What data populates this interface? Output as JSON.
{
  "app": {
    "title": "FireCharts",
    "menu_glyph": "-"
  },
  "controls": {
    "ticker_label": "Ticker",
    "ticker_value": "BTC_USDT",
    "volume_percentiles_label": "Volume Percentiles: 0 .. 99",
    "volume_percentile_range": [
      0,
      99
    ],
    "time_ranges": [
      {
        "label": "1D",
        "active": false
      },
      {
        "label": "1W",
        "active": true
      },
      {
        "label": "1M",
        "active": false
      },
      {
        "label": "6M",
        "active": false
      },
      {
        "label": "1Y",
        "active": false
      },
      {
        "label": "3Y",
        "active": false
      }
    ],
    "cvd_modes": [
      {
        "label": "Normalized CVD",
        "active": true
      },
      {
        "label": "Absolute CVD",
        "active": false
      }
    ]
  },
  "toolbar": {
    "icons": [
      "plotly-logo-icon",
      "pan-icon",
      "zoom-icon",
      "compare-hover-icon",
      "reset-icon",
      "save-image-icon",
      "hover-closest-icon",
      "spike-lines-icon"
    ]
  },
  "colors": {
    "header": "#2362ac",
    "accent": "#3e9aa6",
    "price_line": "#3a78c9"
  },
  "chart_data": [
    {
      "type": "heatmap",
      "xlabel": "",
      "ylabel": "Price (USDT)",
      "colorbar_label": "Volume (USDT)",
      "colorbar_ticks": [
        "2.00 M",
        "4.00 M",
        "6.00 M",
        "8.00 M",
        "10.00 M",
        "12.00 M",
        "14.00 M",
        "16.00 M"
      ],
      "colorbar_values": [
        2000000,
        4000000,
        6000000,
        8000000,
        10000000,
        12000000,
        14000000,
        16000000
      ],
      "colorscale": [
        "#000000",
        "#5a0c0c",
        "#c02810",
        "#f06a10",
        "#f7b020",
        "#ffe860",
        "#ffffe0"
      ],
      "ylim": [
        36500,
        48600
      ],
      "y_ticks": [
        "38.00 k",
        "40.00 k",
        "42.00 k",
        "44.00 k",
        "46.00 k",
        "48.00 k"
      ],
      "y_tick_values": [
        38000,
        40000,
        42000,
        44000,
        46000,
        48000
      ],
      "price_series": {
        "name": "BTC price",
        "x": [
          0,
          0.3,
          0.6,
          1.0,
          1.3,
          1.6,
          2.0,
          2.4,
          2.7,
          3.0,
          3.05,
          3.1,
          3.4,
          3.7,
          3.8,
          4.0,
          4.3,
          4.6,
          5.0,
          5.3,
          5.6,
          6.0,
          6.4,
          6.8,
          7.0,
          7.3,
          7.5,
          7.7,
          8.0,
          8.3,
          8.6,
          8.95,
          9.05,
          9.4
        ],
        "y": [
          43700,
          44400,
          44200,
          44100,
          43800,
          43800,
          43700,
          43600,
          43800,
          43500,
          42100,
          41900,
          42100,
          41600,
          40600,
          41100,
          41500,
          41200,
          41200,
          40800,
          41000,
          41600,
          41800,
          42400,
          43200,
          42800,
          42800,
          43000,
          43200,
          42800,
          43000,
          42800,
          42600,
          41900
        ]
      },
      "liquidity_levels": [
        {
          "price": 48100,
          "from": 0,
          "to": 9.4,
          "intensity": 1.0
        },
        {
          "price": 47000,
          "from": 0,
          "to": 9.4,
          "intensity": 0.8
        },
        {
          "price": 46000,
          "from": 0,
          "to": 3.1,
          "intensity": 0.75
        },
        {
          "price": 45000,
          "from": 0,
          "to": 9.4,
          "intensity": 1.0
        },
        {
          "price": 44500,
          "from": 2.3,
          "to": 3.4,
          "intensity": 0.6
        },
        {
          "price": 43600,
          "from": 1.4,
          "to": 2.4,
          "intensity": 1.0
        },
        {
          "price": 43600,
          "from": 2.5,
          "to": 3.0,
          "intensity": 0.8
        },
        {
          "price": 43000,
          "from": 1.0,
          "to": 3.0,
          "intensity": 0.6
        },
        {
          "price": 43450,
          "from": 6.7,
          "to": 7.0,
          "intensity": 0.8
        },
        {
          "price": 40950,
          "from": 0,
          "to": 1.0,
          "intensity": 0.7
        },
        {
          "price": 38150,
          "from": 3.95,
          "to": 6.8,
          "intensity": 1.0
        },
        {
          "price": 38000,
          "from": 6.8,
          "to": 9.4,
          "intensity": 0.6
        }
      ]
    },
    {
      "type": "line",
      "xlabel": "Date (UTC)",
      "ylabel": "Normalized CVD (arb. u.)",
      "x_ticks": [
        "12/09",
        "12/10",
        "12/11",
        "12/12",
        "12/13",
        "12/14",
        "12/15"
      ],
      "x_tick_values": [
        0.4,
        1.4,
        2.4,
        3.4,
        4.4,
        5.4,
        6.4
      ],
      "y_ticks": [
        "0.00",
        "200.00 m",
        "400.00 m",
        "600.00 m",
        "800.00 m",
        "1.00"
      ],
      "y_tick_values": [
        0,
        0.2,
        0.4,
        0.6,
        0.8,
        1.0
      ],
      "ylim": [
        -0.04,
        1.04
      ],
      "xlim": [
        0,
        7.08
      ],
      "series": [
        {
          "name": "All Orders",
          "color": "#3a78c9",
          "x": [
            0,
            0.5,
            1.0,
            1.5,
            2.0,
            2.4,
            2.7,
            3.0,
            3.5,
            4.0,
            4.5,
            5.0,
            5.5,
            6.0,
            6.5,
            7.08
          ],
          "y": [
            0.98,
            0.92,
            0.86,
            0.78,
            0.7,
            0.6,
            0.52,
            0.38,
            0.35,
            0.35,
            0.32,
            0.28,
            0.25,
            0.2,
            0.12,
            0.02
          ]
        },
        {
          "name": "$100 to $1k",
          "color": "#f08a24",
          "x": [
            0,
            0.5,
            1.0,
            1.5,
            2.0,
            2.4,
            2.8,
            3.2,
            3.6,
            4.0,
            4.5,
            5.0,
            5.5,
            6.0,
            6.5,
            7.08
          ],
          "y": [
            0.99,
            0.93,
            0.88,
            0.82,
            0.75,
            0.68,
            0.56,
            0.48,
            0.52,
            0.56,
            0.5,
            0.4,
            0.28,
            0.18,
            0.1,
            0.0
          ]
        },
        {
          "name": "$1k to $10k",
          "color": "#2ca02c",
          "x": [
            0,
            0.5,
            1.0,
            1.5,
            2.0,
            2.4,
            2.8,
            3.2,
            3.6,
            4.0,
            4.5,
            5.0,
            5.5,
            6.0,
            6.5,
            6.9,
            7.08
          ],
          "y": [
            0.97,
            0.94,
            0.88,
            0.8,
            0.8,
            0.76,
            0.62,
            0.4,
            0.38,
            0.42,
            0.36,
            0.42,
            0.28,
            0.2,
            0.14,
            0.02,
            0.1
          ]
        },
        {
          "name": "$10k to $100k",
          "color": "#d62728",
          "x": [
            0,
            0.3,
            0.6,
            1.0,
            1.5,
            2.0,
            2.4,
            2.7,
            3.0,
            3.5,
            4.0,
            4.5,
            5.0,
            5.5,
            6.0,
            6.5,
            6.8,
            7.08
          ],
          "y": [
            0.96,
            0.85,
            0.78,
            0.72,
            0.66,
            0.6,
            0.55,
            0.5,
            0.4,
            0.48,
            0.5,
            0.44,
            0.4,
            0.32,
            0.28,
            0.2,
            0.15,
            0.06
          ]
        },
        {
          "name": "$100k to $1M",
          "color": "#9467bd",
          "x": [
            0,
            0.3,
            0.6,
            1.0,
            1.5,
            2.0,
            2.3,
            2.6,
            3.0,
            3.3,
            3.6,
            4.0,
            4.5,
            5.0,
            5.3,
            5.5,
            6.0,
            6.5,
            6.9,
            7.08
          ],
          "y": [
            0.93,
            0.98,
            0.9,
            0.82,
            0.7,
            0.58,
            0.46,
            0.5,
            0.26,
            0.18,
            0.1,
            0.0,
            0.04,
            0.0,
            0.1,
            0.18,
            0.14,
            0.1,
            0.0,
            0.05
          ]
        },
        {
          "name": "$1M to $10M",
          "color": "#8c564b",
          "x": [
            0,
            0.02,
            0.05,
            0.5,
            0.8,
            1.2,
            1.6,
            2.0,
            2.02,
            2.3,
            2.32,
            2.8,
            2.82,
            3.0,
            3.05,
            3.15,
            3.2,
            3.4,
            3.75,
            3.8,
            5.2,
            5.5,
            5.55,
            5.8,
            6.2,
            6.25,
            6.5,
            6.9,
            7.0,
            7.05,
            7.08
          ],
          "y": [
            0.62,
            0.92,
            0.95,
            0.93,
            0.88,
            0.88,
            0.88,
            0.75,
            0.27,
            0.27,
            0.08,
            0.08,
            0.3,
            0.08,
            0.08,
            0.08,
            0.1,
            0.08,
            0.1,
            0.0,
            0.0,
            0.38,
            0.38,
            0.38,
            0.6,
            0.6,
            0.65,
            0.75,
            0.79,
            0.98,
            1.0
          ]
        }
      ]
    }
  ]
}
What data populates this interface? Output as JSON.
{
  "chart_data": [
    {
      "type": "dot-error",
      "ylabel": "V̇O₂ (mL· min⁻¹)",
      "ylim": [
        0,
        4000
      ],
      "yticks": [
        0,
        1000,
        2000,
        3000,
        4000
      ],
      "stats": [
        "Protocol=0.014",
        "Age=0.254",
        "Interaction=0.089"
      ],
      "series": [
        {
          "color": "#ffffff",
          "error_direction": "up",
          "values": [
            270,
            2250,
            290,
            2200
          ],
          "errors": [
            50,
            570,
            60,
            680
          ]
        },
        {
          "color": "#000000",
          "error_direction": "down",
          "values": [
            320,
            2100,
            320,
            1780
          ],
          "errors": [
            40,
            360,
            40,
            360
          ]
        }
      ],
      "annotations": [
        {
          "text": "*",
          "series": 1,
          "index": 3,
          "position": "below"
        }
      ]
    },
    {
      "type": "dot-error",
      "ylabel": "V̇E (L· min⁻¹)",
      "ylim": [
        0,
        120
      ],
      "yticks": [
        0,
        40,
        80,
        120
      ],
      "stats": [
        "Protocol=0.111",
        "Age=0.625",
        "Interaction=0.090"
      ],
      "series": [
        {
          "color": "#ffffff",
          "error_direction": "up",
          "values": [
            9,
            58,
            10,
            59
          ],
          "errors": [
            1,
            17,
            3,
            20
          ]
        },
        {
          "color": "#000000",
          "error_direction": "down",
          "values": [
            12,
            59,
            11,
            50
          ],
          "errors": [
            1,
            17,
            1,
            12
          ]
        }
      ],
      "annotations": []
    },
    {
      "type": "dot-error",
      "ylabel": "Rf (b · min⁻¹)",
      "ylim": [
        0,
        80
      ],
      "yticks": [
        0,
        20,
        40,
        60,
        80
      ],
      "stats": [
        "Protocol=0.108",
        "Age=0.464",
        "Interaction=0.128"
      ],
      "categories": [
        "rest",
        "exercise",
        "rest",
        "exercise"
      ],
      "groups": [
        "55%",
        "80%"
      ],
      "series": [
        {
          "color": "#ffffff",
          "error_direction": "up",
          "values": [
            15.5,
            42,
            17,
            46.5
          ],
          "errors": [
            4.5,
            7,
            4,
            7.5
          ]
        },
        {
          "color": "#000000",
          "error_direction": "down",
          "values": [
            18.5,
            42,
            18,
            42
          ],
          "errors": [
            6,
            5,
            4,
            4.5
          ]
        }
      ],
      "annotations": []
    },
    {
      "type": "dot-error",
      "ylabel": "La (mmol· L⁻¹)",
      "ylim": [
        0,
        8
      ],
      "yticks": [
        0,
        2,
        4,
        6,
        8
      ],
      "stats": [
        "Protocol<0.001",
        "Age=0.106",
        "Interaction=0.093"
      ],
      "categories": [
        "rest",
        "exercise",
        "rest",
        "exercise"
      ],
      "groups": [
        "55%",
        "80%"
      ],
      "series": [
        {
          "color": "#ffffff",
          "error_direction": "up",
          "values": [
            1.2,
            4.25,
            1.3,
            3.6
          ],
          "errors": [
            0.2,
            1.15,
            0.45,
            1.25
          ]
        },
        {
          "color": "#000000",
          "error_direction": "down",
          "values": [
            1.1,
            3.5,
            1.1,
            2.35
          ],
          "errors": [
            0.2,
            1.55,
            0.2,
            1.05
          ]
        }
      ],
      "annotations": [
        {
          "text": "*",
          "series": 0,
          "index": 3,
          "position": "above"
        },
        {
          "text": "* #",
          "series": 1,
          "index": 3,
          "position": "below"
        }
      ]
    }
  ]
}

◆ **Direction**
Copy out every line with the word "name".

◆ **Exercise result**
        "name": "BTC price",
          "name": "All Orders",
          "name": "$100 to $1k",
          "name": "$1k to $10k",
          "name": "$10k to $100k",
          "name": "$100k to $1M",
          "name": "$1M to $10M",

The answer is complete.